Rows from a dataset:
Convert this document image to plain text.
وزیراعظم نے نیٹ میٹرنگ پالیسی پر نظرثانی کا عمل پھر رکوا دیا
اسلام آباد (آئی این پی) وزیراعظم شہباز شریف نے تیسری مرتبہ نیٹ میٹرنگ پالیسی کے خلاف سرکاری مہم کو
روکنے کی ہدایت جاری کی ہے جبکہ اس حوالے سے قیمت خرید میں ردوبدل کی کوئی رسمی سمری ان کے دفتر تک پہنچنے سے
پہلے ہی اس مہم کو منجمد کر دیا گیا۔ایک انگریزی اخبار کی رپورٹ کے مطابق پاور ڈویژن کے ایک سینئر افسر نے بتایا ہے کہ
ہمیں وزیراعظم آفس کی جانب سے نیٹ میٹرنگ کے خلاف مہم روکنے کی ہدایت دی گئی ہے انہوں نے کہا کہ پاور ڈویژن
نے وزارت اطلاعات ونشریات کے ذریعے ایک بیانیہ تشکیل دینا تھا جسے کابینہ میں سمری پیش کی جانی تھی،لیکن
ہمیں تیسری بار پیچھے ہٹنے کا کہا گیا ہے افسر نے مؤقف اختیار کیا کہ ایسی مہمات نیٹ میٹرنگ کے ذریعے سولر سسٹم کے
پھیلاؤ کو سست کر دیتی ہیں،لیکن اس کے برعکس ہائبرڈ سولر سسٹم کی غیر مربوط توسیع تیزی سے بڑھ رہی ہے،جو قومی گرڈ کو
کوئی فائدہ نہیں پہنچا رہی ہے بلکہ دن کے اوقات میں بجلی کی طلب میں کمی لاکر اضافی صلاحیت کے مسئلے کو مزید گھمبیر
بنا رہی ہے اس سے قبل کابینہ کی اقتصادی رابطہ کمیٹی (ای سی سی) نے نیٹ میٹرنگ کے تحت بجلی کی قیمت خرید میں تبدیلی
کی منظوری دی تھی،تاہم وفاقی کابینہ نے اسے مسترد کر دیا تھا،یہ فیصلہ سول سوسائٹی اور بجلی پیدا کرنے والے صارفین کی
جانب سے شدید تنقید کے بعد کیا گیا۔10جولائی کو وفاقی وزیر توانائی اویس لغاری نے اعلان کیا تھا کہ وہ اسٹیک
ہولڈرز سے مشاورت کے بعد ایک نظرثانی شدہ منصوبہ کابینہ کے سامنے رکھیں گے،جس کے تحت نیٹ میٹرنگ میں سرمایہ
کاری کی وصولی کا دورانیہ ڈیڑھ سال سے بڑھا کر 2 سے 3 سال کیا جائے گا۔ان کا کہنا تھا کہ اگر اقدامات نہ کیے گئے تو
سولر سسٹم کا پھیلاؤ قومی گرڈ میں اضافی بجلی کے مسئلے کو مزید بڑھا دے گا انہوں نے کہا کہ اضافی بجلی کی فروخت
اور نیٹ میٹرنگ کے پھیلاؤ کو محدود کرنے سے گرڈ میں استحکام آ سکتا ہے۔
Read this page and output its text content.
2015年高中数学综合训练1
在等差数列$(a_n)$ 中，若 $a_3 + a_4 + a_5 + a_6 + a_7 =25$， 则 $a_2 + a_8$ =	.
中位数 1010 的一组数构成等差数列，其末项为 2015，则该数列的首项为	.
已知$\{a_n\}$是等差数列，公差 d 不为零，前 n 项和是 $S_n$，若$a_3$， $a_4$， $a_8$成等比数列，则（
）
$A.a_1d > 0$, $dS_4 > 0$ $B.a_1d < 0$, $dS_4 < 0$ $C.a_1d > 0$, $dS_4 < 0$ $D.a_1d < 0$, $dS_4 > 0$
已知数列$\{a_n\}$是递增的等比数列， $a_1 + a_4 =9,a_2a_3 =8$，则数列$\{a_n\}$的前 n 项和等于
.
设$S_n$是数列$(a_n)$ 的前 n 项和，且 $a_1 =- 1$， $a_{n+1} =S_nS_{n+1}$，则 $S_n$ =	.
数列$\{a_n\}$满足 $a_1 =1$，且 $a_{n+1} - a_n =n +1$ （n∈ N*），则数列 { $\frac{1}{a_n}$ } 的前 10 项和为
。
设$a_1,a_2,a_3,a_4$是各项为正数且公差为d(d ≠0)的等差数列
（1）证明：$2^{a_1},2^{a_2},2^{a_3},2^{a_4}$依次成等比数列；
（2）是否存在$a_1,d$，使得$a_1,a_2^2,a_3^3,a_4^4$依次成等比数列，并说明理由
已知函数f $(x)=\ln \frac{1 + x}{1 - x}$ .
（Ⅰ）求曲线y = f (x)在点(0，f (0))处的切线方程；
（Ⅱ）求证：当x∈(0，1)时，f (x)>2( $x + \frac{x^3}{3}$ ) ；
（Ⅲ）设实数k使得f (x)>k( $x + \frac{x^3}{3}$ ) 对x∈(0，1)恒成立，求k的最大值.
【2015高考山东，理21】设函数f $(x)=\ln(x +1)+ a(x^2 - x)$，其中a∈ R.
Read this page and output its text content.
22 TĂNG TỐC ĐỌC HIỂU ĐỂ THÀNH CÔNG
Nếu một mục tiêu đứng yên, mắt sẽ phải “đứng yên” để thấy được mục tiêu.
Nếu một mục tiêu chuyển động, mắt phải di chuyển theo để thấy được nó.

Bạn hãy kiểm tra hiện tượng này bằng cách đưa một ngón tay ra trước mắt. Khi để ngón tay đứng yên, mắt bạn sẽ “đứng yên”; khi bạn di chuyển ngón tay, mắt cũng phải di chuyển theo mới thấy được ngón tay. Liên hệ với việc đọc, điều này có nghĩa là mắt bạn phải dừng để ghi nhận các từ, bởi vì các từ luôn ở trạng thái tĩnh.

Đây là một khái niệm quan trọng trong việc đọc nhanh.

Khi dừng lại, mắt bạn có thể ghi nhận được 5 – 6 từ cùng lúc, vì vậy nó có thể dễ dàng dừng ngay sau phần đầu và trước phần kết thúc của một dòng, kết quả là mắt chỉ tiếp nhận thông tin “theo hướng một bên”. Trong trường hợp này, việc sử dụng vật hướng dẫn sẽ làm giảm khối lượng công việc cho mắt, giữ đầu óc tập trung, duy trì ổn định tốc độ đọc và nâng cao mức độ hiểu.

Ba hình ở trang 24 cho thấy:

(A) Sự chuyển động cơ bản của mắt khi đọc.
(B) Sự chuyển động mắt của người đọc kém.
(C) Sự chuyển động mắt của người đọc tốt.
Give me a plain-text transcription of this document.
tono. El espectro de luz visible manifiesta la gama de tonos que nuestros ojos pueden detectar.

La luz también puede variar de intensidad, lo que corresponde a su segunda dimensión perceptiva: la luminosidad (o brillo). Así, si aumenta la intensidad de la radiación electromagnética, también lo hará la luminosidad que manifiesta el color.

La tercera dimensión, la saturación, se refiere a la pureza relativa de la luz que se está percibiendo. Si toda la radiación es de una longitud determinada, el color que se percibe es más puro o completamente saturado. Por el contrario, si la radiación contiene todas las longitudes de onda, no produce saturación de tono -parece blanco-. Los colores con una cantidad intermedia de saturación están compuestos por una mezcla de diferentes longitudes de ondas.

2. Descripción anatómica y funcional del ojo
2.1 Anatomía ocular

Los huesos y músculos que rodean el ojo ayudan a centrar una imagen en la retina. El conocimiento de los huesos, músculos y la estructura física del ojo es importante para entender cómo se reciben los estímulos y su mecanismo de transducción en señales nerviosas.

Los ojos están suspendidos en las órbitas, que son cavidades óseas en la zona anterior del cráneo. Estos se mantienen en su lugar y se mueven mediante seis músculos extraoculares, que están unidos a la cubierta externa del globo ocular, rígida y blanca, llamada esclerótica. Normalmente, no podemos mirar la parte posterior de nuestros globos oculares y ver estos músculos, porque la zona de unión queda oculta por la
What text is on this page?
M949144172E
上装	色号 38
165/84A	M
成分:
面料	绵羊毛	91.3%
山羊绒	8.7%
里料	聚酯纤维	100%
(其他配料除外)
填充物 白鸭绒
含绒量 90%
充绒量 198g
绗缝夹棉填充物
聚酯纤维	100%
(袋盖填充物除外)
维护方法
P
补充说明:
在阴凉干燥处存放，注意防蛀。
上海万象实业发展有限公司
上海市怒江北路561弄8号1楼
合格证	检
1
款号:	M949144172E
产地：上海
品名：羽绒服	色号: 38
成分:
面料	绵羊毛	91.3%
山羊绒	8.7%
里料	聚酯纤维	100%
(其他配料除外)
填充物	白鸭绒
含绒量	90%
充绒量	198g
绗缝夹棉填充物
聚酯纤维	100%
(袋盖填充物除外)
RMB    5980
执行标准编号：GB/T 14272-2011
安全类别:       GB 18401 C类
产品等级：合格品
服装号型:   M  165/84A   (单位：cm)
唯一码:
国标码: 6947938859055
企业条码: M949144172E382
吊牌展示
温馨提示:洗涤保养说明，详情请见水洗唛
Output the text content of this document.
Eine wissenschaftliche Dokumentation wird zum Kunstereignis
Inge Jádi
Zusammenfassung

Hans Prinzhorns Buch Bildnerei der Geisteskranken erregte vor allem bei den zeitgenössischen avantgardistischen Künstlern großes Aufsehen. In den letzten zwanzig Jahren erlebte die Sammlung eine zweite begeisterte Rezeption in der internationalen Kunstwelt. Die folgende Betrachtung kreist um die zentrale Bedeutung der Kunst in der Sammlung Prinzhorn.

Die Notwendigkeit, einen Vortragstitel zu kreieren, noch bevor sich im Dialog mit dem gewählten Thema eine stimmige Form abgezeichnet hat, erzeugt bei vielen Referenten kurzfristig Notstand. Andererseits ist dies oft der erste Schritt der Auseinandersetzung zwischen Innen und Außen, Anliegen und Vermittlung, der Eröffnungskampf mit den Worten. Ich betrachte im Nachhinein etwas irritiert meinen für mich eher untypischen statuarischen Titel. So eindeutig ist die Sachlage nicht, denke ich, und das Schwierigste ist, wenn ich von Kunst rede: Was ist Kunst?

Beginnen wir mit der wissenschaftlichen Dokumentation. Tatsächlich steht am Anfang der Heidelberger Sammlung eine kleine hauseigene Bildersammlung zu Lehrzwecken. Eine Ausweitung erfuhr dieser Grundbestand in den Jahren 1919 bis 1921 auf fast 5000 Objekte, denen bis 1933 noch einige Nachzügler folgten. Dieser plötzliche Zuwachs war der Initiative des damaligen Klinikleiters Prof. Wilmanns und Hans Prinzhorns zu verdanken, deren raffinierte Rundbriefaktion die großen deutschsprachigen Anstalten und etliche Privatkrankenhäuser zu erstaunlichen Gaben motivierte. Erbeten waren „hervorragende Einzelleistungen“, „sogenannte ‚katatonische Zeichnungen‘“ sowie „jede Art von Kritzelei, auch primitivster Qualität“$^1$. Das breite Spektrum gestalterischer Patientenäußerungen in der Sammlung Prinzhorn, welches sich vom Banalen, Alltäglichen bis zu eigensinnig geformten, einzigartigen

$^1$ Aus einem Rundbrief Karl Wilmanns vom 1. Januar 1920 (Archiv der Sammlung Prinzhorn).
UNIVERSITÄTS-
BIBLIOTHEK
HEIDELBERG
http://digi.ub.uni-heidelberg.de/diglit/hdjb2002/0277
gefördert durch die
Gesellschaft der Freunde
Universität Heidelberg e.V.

To do. Pull every line containing "ocular" from the material above.

Correct response.
2.1 Anatomía ocular
Los ojos están suspendidos en las órbitas, que son cavidades óseas en la zona anterior del cráneo. Estos se mantienen en su lugar y se mueven mediante seis músculos extraoculares, que están unidos a la cubierta externa del globo ocular, rígida y blanca, llamada esclerótica. Normalmente, no podemos mirar la parte posterior de nuestros globos oculares y ver estos músculos, porque la zona de unión queda oculta por la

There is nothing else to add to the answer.